__Task directions__
Report the count of lines containing the word "ylabel" in the entries below, and nothing more.

Stored data entries
* * *

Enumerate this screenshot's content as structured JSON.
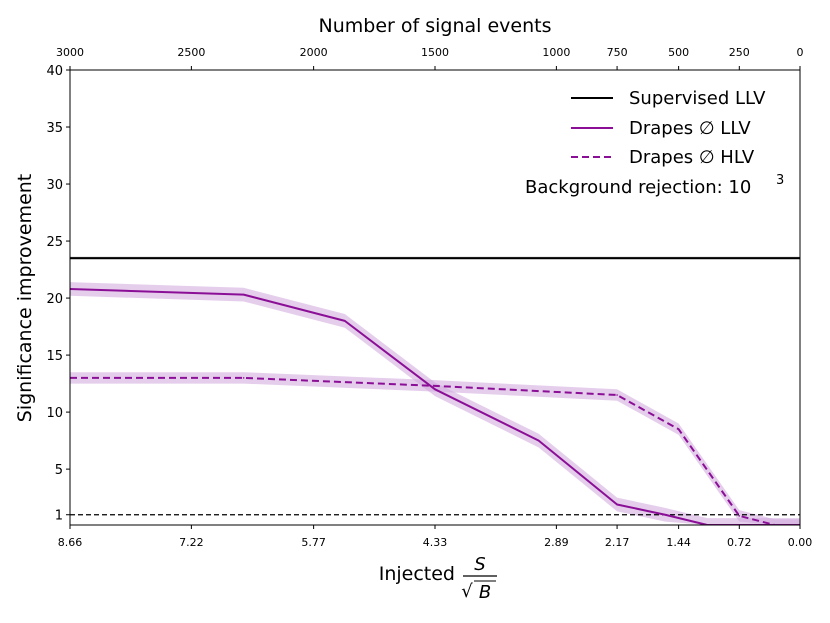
{
  "chart_data": {
    "type": "line",
    "title": "",
    "top_xlabel": "Number of signal events",
    "top_ticks": [
      "3000",
      "2500",
      "2000",
      "1500",
      "1000",
      "750",
      "500",
      "250",
      "0"
    ],
    "top_tick_positions": [
      8.66,
      7.22,
      5.77,
      4.33,
      2.89,
      2.17,
      1.44,
      0.72,
      0.0
    ],
    "xlabel_prefix": "Injected",
    "xlabel_frac_num": "S",
    "xlabel_frac_den": "B",
    "xlabel_sqrt": "√",
    "xticks": [
      8.66,
      7.22,
      5.77,
      4.33,
      2.89,
      2.17,
      1.44,
      0.72,
      0.0
    ],
    "xtick_labels": [
      "8.66",
      "7.22",
      "5.77",
      "4.33",
      "2.89",
      "2.17",
      "1.44",
      "0.72",
      "0.00"
    ],
    "xlim": [
      8.66,
      0.0
    ],
    "ylabel": "Significance improvement",
    "yticks": [
      1,
      5,
      10,
      15,
      20,
      25,
      30,
      35,
      40
    ],
    "ylim": [
      0.1,
      40
    ],
    "reference_line": 1,
    "series": [
      {
        "name": "Supervised LLV",
        "style": "solid",
        "color": "#000000",
        "x": [
          8.66,
          0.0
        ],
        "y": [
          23.5,
          23.5
        ],
        "band": 0.15
      },
      {
        "name": "Drapes ∅ LLV",
        "style": "solid",
        "color": "#8b0f96",
        "x": [
          8.66,
          6.6,
          5.4,
          4.33,
          3.1,
          2.17,
          1.6,
          1.1,
          0.72,
          0.3,
          0.0
        ],
        "y": [
          20.8,
          20.3,
          18.0,
          12.0,
          7.5,
          1.9,
          1.0,
          0.1,
          0.1,
          0.1,
          0.1
        ],
        "band": 0.6
      },
      {
        "name": "Drapes ∅ HLV",
        "style": "dashed",
        "color": "#8b0f96",
        "x": [
          8.66,
          6.6,
          4.33,
          2.17,
          1.44,
          0.72,
          0.3,
          0.0
        ],
        "y": [
          13.0,
          13.0,
          12.3,
          11.5,
          8.5,
          0.9,
          0.1,
          0.1
        ],
        "band": 0.5
      }
    ],
    "legend_location": "top-right",
    "annotation_base": "Background rejection: 10",
    "annotation_exp": "3",
    "colors": {
      "purple": "#8b0f96",
      "band": "#cfa6dd",
      "axis": "#000000"
    }
  }
}
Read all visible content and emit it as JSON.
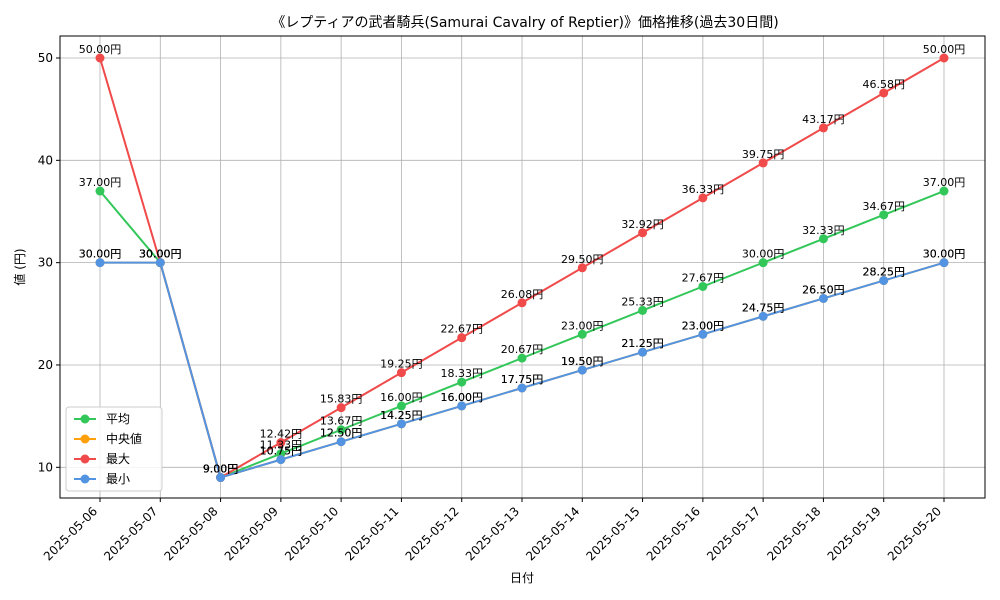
{
  "chart_data": {
    "type": "line",
    "title": "《レプティアの武者騎兵(Samurai Cavalry of Reptier)》価格推移(過去30日間)",
    "xlabel": "日付",
    "ylabel": "値 (円)",
    "categories": [
      "2025-05-06",
      "2025-05-07",
      "2025-05-08",
      "2025-05-09",
      "2025-05-10",
      "2025-05-11",
      "2025-05-12",
      "2025-05-13",
      "2025-05-14",
      "2025-05-15",
      "2025-05-16",
      "2025-05-17",
      "2025-05-18",
      "2025-05-19",
      "2025-05-20"
    ],
    "yticks": [
      10,
      20,
      30,
      40,
      50
    ],
    "ylim": [
      7,
      52.15
    ],
    "grid": true,
    "legend_position": "lower-left",
    "value_suffix": "円",
    "series": [
      {
        "name": "平均",
        "color": "#33c75a",
        "values": [
          37.0,
          30.0,
          9.0,
          11.33,
          13.67,
          16.0,
          18.33,
          20.67,
          23.0,
          25.33,
          27.67,
          30.0,
          32.33,
          34.67,
          37.0
        ]
      },
      {
        "name": "中央値",
        "color": "#ff9f0a",
        "values": [
          30.0,
          30.0,
          9.0,
          10.75,
          12.5,
          14.25,
          16.0,
          17.75,
          19.5,
          21.25,
          23.0,
          24.75,
          26.5,
          28.25,
          30.0
        ]
      },
      {
        "name": "最大",
        "color": "#f04a4a",
        "values": [
          50.0,
          30.0,
          9.0,
          12.42,
          15.83,
          19.25,
          22.67,
          26.08,
          29.5,
          32.92,
          36.33,
          39.75,
          43.17,
          46.58,
          50.0
        ]
      },
      {
        "name": "最小",
        "color": "#5294e2",
        "values": [
          30.0,
          30.0,
          9.0,
          10.75,
          12.5,
          14.25,
          16.0,
          17.75,
          19.5,
          21.25,
          23.0,
          24.75,
          26.5,
          28.25,
          30.0
        ]
      }
    ]
  }
}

* * *

__Result of this exercise__
2